Estratto del testo:
Piero Ciampi è una croce mobile, un tatuaggio dell’altrui sbaglio, un abbaglio da cui fuggire in quanto non esiste la possibilità di un confronto con chi non ha caveau, sogni segreti, racconti segregati nei bauli delle cantine. Lui no, scava, porta e riporta ancora ogni resa che abbia un dettaglio, minimo, che possa respirare nell’inconsapevolezza che fa arrendere il suo talento senza limiti, proprio lui che con essi ha giocato una sfida enorme, vincendola, senza nessuna medaglia sul petto. Canzoni? Per nulla! Siamo davanti a delle pepite, a dei graffi ingestibili, a degli accorati accorgimenti, fallaci in modo stupendo, con una dignità perfettamente legata solamente alla sua identità, e di nessun altro, in un girone unico dove approcciarsi significa immergersi in un buio che riporta in voga il periodo in cui l’uomo scappava solo dentro le corsie del cielo. In questo secondo album l’artista, a cui dare una residenza significa sconfiggerlo definitivamente, compie una serie di imprese capaci di mettere fuorigioco l’ascoltatore, il passante, l’essere perennemente rinchiuso in una stanza, l’intellettuale con la verità in tasca, tritola il sognatore romantico, prende a pugni il metodico, chi è maniacale, chi cerca negli altri domande e risposte. Quattordici anestesie, amnesie, lampi, poesie, afflizioni, contrizioni, fughe sghembe, speranze mute e sorde,   esagerazioni per nulla fuorvianti, fantasie come stelle mai come le immaginereste, tavoli e baldorie ipnotiche, sconvolgimenti, assoluzioni, benedizioni, invettive sottili in bianco e nero, favole robuste come carta assorbente. Magneti coi poli ubriachi a confondere la rotta, onde che ascoltano i battiti ribaltandoli nelle illusioni più sconsiderate, amori balbuzienti e sconfitti in anticipo, figli assenti, dolori sempre presenti come gittate ineluttabili, amici da curare come un’anima imprigionata da una ricerca che crea danni a prescindere e tanto altro, in un calvario che spossa e droga chi le ascolta.

Piero trita le convenzioni e, con il lavoro sapiente, elegante, commovente di Gianni Marchetti, le canzoni diventano approcci visivi, metafore e incudini, dove il jazz, il progressive più contenuto e moderato, i respiri leggiadri di un approccio a quella musica classica ancora bacino di ispirazioni, il folk che salta nei luoghi e nel tempo, consentono una variegata parata stilistica, nella quale le combinazioni diventano scintille lente, capaci di essere viste per l’eternità, in cui non è il crescendo che galvanizza ma il dover ascoltare con estrema attenzione. Non è solo nella velocità che si possono sentire fuggire le cose…

Le chitarre acustiche, gli archi, la batteria, il basso sono la base per le scorribande delicate di un pianoforte ribelle, educato alla bellezza senza bavagli, anzi, un foulard rosso che vola sulle note per annettersi alla volta celeste celebrando una natura che, in modo spavaldo, indietreggia e avanza nella storia di impianti musicali non solo italiani, per un delirio che tocca le pareti del cuore.

Cosa produrre: In una a tre frasi, spiega perché l'estratto su Piero Ciampi lo definisce "un abbaglio da cui fuggire". I dati provengono da un'altra fonte.

Dati mostrati:

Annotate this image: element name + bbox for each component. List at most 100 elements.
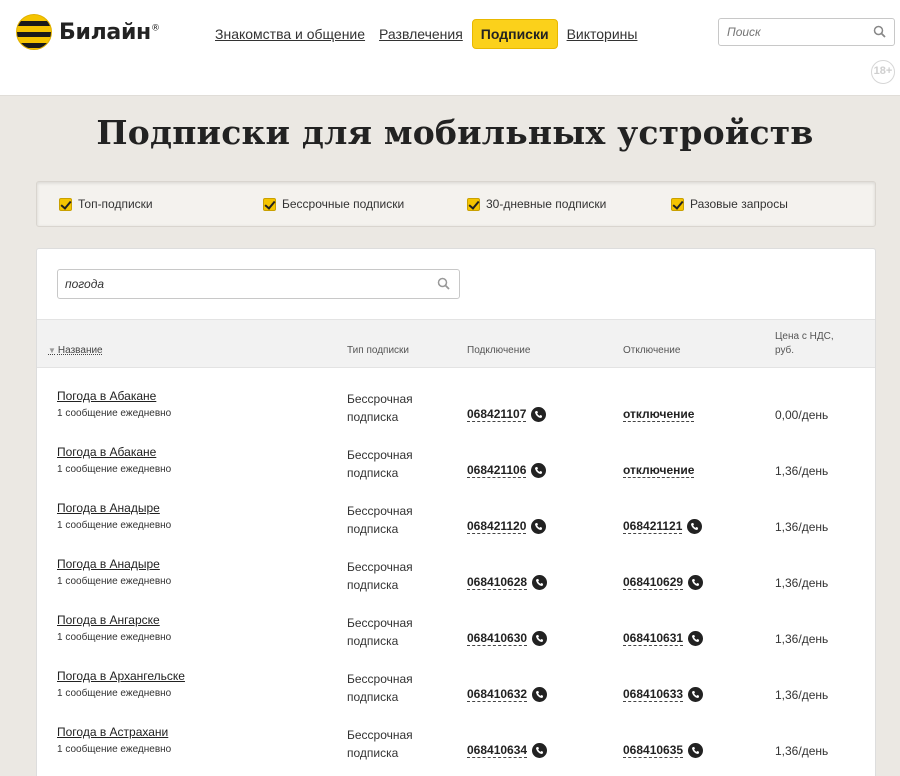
disconnect-cell: отключение xyxy=(623,463,695,478)
column-name-sortable[interactable]: ▼ Название xyxy=(48,344,103,358)
filter-unlimited[interactable]: Бессрочные подписки xyxy=(263,197,404,211)
phone-icon[interactable] xyxy=(531,407,547,422)
checkbox-checked-icon[interactable] xyxy=(263,197,276,211)
table-row: Погода в Архангельске 1 сообщение ежедне… xyxy=(37,669,875,725)
registered-mark: ® xyxy=(150,23,160,34)
column-disconnect: Отключение xyxy=(623,345,681,356)
disconnect-number[interactable]: 068410629 xyxy=(623,575,684,590)
name-cell: Погода в Абакане 1 сообщение ежедневно xyxy=(57,445,171,475)
table-row: Погода в Астрахани 1 сообщение ежедневно… xyxy=(37,725,875,776)
disconnect-cell: 068410633 xyxy=(623,687,704,702)
disconnect-cell: 068410635 xyxy=(623,743,704,758)
subscription-description: 1 сообщение ежедневно xyxy=(57,688,172,699)
table-row: Погода в Анадыре 1 сообщение ежедневно Б… xyxy=(37,557,875,613)
subscription-name-link[interactable]: Погода в Астрахани xyxy=(57,725,171,739)
filter-top[interactable]: Топ-подписки xyxy=(59,197,153,211)
phone-icon[interactable] xyxy=(532,743,548,758)
nav-entertainment[interactable]: Развлечения xyxy=(374,20,468,48)
subscription-description: 1 сообщение ежедневно xyxy=(57,464,172,475)
name-cell: Погода в Анадыре 1 сообщение ежедневно xyxy=(57,501,171,531)
subscription-description: 1 сообщение ежедневно xyxy=(57,408,172,419)
price: 1,36/день xyxy=(775,464,829,478)
subscription-search xyxy=(57,269,460,299)
table-row: Погода в Абакане 1 сообщение ежедневно Б… xyxy=(37,445,875,501)
table-header: ▼ Название Тип подписки Подключение Отклю… xyxy=(37,319,875,368)
magnifier-icon[interactable] xyxy=(437,277,450,295)
filter-label: Разовые запросы xyxy=(690,197,788,211)
checkbox-checked-icon[interactable] xyxy=(467,197,480,211)
subscription-name-link[interactable]: Погода в Анадыре xyxy=(57,557,171,571)
phone-icon[interactable] xyxy=(531,463,547,478)
filter-30-day[interactable]: 30-дневные подписки xyxy=(467,197,606,211)
connect-number[interactable]: 068421107 xyxy=(467,407,527,422)
phone-icon[interactable] xyxy=(688,631,704,646)
header-search-input[interactable] xyxy=(727,19,867,45)
price: 1,36/день xyxy=(775,520,829,534)
subscription-search-input[interactable] xyxy=(65,270,425,298)
filter-label: Бессрочные подписки xyxy=(282,197,405,211)
nav-quizzes[interactable]: Викторины xyxy=(562,20,643,48)
phone-icon[interactable] xyxy=(532,631,548,646)
price: 1,36/день xyxy=(775,576,829,590)
sort-arrow-icon: ▼ xyxy=(48,346,56,355)
header-search xyxy=(718,18,895,46)
main-nav: Знакомства и общение Развлечения Подписк… xyxy=(210,19,646,49)
connect-cell: 068410630 xyxy=(467,631,548,646)
price: 1,36/день xyxy=(775,744,829,758)
disconnect-link[interactable]: отключение xyxy=(623,407,695,422)
nav-subscriptions[interactable]: Подписки xyxy=(471,19,558,49)
disconnect-number[interactable]: 068410635 xyxy=(623,743,684,758)
subscription-name-link[interactable]: Погода в Анадыре xyxy=(57,501,171,515)
connect-cell: 068421120 xyxy=(467,519,547,534)
connect-cell: 068410632 xyxy=(467,687,548,702)
connect-number[interactable]: 068410628 xyxy=(467,575,528,590)
filter-label: 30-дневные подписки xyxy=(486,197,607,211)
disconnect-number[interactable]: 068410633 xyxy=(623,687,684,702)
subscription-type: Бессрочная подписка xyxy=(347,392,413,424)
connect-number[interactable]: 068410632 xyxy=(467,687,528,702)
logo-mark-icon xyxy=(16,14,52,50)
logo-text: Билайн® xyxy=(59,19,160,45)
table-row: Погода в Ангарске 1 сообщение ежедневно … xyxy=(37,613,875,669)
subscription-name-link[interactable]: Погода в Архангельске xyxy=(57,669,185,683)
name-cell: Погода в Анадыре 1 сообщение ежедневно xyxy=(57,557,171,587)
disconnect-number[interactable]: 068410631 xyxy=(623,631,684,646)
connect-cell: 068421107 xyxy=(467,407,547,422)
subscription-name-link[interactable]: Погода в Абакане xyxy=(57,445,171,459)
checkbox-checked-icon[interactable] xyxy=(671,197,684,211)
subscription-description: 1 сообщение ежедневно xyxy=(57,632,172,643)
beeline-logo[interactable]: Билайн® xyxy=(16,14,160,50)
phone-icon[interactable] xyxy=(687,519,703,534)
age-rating-badge: 18+ xyxy=(871,60,895,84)
phone-icon[interactable] xyxy=(532,575,548,590)
column-type: Тип подписки xyxy=(347,345,410,356)
subscription-type: Бессрочная подписка xyxy=(347,672,413,704)
disconnect-cell: отключение xyxy=(623,407,695,422)
phone-icon[interactable] xyxy=(688,743,704,758)
price: 0,00/день xyxy=(775,408,829,422)
filter-one-time[interactable]: Разовые запросы xyxy=(671,197,788,211)
connect-number[interactable]: 068421120 xyxy=(467,519,527,534)
subscription-name-link[interactable]: Погода в Абакане xyxy=(57,389,171,403)
phone-icon[interactable] xyxy=(532,687,548,702)
subscription-type: Бессрочная подписка xyxy=(347,504,413,536)
subscription-description: 1 сообщение ежедневно xyxy=(57,744,172,755)
table-row: Погода в Анадыре 1 сообщение ежедневно Б… xyxy=(37,501,875,557)
subscription-type: Бессрочная подписка xyxy=(347,728,413,760)
connect-cell: 068410634 xyxy=(467,743,548,758)
subscription-description: 1 сообщение ежедневно xyxy=(57,576,172,587)
magnifier-icon[interactable] xyxy=(873,25,886,43)
connect-number[interactable]: 068410630 xyxy=(467,631,528,646)
subscription-name-link[interactable]: Погода в Ангарске xyxy=(57,613,171,627)
nav-dating[interactable]: Знакомства и общение xyxy=(210,20,370,48)
checkbox-checked-icon[interactable] xyxy=(59,197,72,211)
phone-icon[interactable] xyxy=(688,575,704,590)
connect-number[interactable]: 068421106 xyxy=(467,463,527,478)
disconnect-number[interactable]: 068421121 xyxy=(623,519,683,534)
disconnect-cell: 068421121 xyxy=(623,519,703,534)
subscription-type: Бессрочная подписка xyxy=(347,448,413,480)
phone-icon[interactable] xyxy=(531,519,547,534)
disconnect-link[interactable]: отключение xyxy=(623,463,695,478)
connect-number[interactable]: 068410634 xyxy=(467,743,528,758)
phone-icon[interactable] xyxy=(688,687,704,702)
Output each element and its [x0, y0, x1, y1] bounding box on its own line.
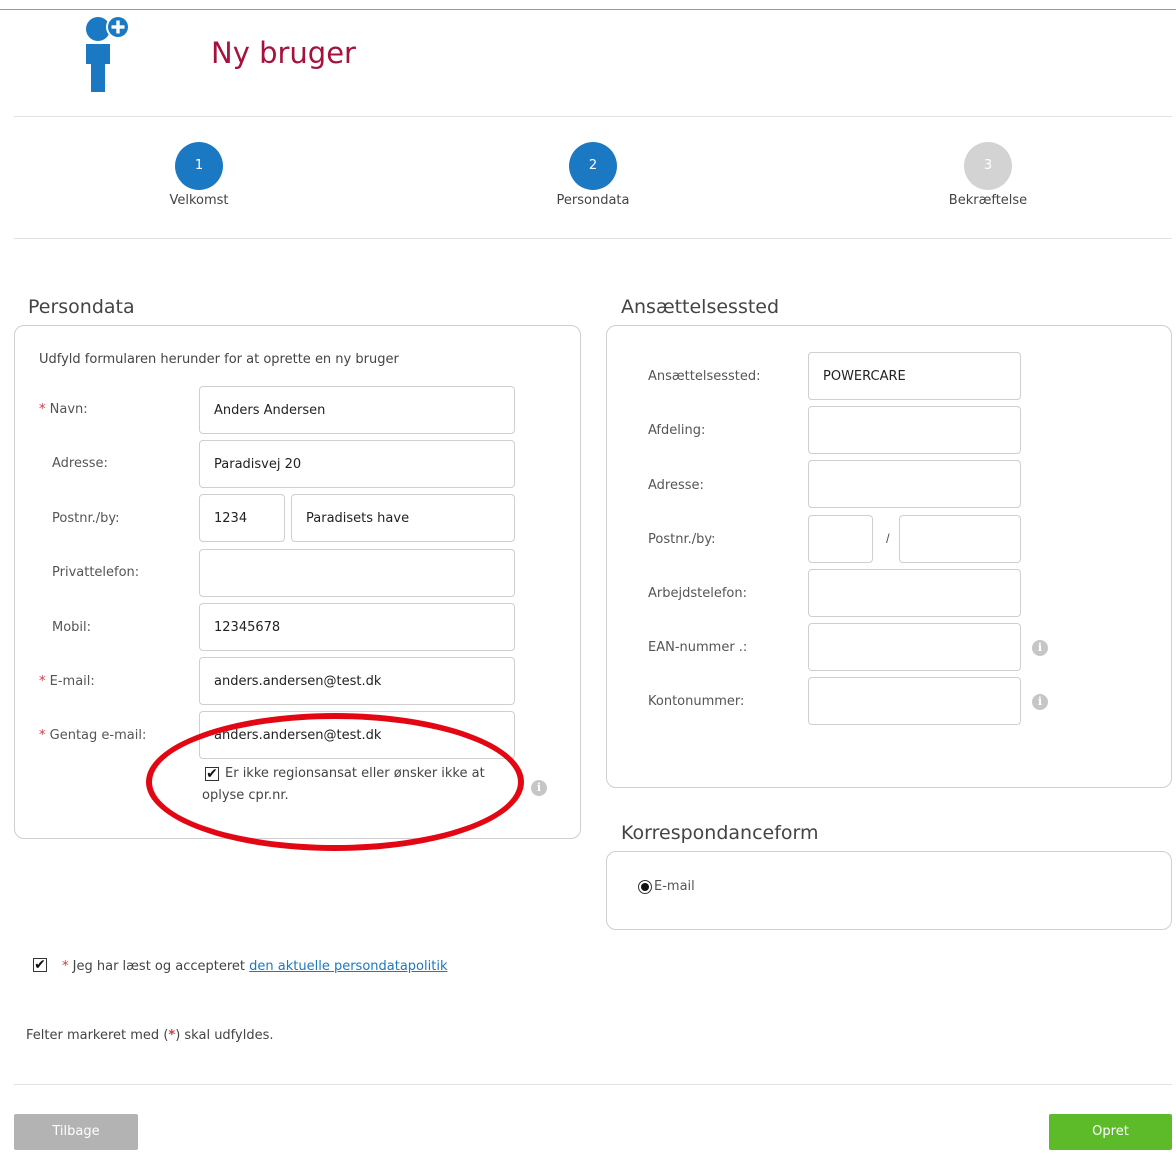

Soluzione: Secondo l'estratto, Piero Ciampi è un abbaglio da cui fuggire perché non esiste la possibilità di un confronto con chi non ha caveau, sogni segreti e racconti segregati nei bauli delle cantine.